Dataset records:
★ ★ ★

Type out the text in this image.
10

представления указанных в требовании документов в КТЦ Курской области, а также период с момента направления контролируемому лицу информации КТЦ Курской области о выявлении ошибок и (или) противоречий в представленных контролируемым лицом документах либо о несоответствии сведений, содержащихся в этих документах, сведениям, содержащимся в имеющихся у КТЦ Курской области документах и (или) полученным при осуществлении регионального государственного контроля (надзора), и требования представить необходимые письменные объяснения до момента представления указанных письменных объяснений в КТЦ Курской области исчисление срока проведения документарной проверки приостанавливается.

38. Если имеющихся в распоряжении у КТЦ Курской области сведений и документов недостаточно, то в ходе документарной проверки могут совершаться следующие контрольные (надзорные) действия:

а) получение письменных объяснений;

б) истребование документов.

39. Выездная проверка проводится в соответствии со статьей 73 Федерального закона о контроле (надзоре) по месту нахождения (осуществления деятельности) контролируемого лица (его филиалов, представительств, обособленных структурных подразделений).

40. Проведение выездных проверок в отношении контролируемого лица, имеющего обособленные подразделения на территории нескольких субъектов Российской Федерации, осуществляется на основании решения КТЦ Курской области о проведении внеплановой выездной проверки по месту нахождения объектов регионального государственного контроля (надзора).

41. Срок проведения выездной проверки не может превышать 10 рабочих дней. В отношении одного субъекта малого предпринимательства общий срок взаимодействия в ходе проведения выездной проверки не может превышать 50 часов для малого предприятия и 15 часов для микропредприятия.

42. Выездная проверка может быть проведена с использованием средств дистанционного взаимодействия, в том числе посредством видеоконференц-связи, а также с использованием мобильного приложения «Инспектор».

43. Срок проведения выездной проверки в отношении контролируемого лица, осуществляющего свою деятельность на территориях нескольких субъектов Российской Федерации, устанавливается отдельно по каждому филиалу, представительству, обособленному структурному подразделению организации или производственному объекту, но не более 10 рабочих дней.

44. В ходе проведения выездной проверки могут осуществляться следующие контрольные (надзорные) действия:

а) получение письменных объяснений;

★ ★ ★

• YOUR TASK: Locate the lines above that hold the word "документов". Show every one of them.

• THE RESULT:
представления указанных в требовании документов в КТЦ Курской области, а также период с момента направления контролируемому лицу информации КТЦ Курской области о выявлении ошибок и (или) противоречий в представленных контролируемым лицом документах либо о несоответствии сведений, содержащихся в этих документах, сведениям, содержащимся в имеющихся у КТЦ Курской области документах и (или) полученным при осуществлении регионального государственного контроля (надзора), и требования представить необходимые письменные объяснения до момента представления указанных письменных объяснений в КТЦ Курской области исчисление срока проведения документарной проверки приостанавливается.
38. Если имеющихся в распоряжении у КТЦ Курской области сведений и документов недостаточно, то в ходе документарной проверки могут совершаться следующие контрольные (надзорные) действия:
б) истребование документов.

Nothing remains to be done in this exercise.